Avant cela, Jaione a réalisé des court-métrages avec sa propre boite de production Esnatu Zinema fondée à Santiago de Compostelle. Elle a aussi participé comme scénariste pour les films Os Fenomenos et Ons réalisés par Alfonzo Zarauza.

Elle a aussi été sélectionnée pour participer dans des résidences de créations variées comme Toronto International Film Festival ou encore au SSIFF.

ENTRETIEN AVEC LA RÉALISATRICE

L’écriture du scénario a-t-elle nécessité un travail important d’investigation pour connaître cette époque historique ?

 

Oui, en effet, j’ai lu beaucoup de livres d’historien.nes mais surtout ce qui m’a influencé ce sont les témoignages des femmes de cette époque. J’ai rencontré plusieurs de ces femmes qui m’ont raconté leurs histoires. Certaines d’entre elles m’ont ainsi inspiré plusieurs scènes. Le film n’est donc pas l’adaptation d’une histoire réelle mais plutôt de diverses histoires réelles.

 

La sororité qui traverse le sujet du film est également pensée en hors champ du côté d’une équipe féminine avec l’association de plusieurs productrices : était-ce là une condition incontournable pour faire ce film ?

 

O Corno se connecte très fortement avec les femmes et c’est également ce qui nous a uni, nous toutes, dans la réalisation de ce film. En ce sens aussi, je dois dire que le film est lié avec nos vies respectives. Être à la fois productrice et réalisatrice du film était une situation complexe et cela m’a beaucoup aidé de pouvoir être accompagnée par d’autres productrices. La coproduction avec le Portugal a facilité la collaboration avec toute une équipe portugaise qui a pu ainsi collaborer et s’intégrer au reste de l’équipe. Rui Poças est un véritable maître de la lumière et j’admire énormément son travail sur de nombreux films : Zama de Lucrecia Martel, Tabu de Miguel Gomes, Sa sensibilité à travailler aussi bien les images nocturnes que les réalisations historiques, sa sensibilité pour l’humanité m’intéressait. C’était un vrai plaisir de travailler avec lui et nous nous sommes bien entendus sur le tournage. Il a apporté également une sensibilité portugaise pour moi essentielle au film. Rui Poças par la composition de ses images a énormément contribué à ce que le film puisse témoigner des liens avec le Portugal.

 

Qu’est-ce qui vous a conduit à choisir la danseuse Janet Novás dans le rôle principal plutôt qu’une actrice professionnelle ?

 

Pour interpréter María j’avais besoin d’une femme avec une réelle présence physique qui s’intègre au monde à partir de son corps. Il fallait aussi que l’on puisse la sentir étroitement liée à la terre. En outre, Janet Novás connaît bien le monde rural et les relations qui s’y jouent entre les femmes puisque sa mère est agricultrice. Sans oublier le fait qu’elle est particulièrement talentueuse. C’est son premier rôle à l’écran et elle apportait ainsi une incarnation inédite. Je l’ai beaucoup dirigée à partir de son corps. Le personnage de María semble être un même corps dans lequel les autres personnages féminins se reflètent et s’identifient, comme la jeune fille qui pourrait être le reflet de ce qu’elle a été plus jeune. Il existe en effet de nombreux jeux de miroir entre les personnages qui se reflètent les unes sur les autres. Ainsi, elle pourrait être cette jeune fille qui avorte parce qu’elle-même est passée par là, elle pourrait être dans le futur la femme portugaise qu’elle rencontre dans le bar puisqu’elle a dû migrer au Portugal et doit se confronter à la douleur. Elle pourrait aussi être Anabela, la prostituée. Tout le film est ainsi traversé par ces jeux de miroir entre les personnages pour exprimer le désir d’être l’autre et éliminer la distance entre ces femmes. Car nous sommes l’autre et en même temps nous donnons un espace à la prise en compte du soin de l’autre. Ainsi s’exprime l’espace de la sororité. C’était là pour moi un objectif important à développer dans la réalisation.

Consigne écrite A. Modifiez les lignes des données, de la ligne contenant « top-y2label-line2: Velocity bbox=[1475, 80, 1486, 119] » jusqu'à la dernière ligne, en remplaçant « Velocity » par « Speed ». Recopiez ces lignes sans aucun autre changement.

Données à traiter.

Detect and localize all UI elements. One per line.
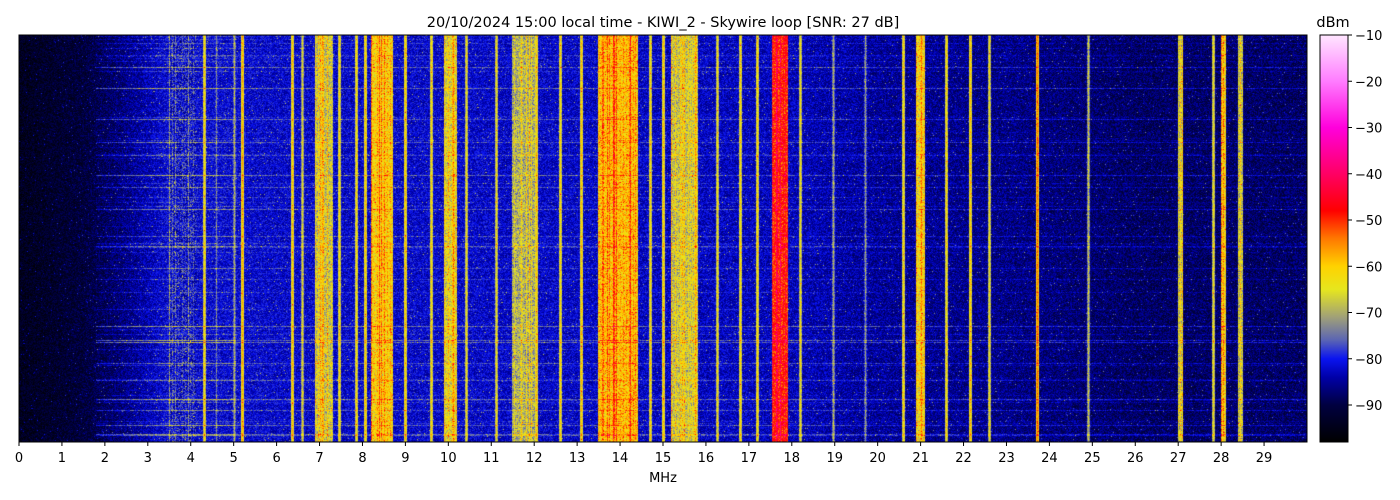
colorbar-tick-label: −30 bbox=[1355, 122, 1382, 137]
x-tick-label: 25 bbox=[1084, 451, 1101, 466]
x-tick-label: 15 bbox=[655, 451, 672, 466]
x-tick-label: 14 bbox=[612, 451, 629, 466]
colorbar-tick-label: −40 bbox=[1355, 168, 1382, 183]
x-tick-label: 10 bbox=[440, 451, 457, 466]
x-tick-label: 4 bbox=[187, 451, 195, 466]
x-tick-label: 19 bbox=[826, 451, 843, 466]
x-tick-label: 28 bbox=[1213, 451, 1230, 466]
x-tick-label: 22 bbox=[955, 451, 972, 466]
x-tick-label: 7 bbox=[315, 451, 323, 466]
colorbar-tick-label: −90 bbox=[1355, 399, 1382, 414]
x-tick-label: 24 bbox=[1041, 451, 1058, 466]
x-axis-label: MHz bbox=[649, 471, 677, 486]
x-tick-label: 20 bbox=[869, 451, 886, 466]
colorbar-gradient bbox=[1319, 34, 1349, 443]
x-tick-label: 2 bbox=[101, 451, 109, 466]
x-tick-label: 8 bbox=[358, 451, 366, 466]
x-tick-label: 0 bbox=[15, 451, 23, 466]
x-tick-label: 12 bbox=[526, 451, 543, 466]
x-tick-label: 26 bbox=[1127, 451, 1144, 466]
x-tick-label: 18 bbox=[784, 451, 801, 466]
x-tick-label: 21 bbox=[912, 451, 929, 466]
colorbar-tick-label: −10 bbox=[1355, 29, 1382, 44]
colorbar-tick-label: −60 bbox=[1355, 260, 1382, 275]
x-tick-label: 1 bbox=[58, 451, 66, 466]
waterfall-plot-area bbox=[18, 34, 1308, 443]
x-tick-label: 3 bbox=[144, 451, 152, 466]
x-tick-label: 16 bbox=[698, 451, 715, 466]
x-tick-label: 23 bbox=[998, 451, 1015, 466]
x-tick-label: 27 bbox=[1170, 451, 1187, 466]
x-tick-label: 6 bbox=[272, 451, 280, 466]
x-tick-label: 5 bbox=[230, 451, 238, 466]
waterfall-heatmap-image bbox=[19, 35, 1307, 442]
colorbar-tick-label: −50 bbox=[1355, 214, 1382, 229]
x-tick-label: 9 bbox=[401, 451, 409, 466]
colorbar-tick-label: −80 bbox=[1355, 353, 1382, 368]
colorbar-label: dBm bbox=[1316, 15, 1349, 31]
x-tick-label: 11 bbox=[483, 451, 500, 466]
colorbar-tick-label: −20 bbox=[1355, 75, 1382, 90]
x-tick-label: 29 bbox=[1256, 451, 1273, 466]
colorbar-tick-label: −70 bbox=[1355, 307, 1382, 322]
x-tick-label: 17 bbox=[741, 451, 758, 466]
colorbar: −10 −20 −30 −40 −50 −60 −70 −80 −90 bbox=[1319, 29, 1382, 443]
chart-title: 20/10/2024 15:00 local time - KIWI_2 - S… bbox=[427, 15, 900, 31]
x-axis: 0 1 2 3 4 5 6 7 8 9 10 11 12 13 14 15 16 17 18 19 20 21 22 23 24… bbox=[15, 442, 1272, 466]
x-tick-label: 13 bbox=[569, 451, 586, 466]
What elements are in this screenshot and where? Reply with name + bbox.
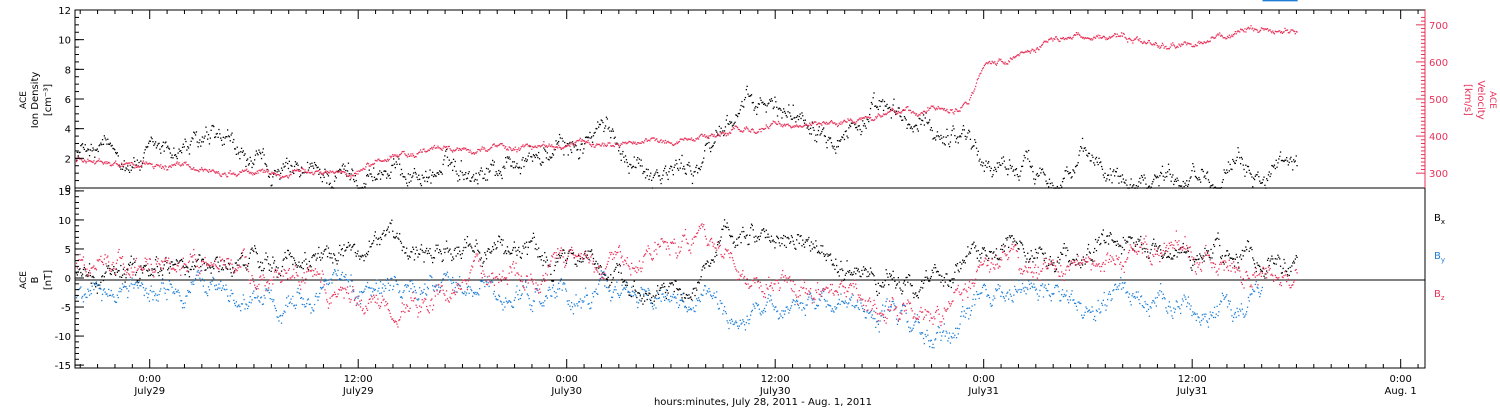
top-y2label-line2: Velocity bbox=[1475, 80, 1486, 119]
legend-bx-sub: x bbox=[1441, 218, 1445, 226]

Consigne écrite B. Citez, s'il vous plaît, le passage de l'entretien qui va de « Oui, en effet, j’ai » à « diverses histoires réelles. », sans y changer un mot.

Solution détaillée A.
top-y2label-line2: Speed bbox=[1475, 80, 1486, 119]
legend-bx-sub: x bbox=[1441, 218, 1445, 226]

Solution détaillée B.
Oui, en effet, j’ai lu beaucoup de livres d’historien.nes mais surtout ce qui m’a influencé ce sont les témoignages des femmes de cette époque. J’ai rencontré plusieurs de ces femmes qui m’ont raconté leurs histoires. Certaines d’entre elles m’ont ainsi inspiré plusieurs scènes. Le film n’est donc pas l’adaptation d’une histoire réelle mais plutôt de diverses histoires réelles.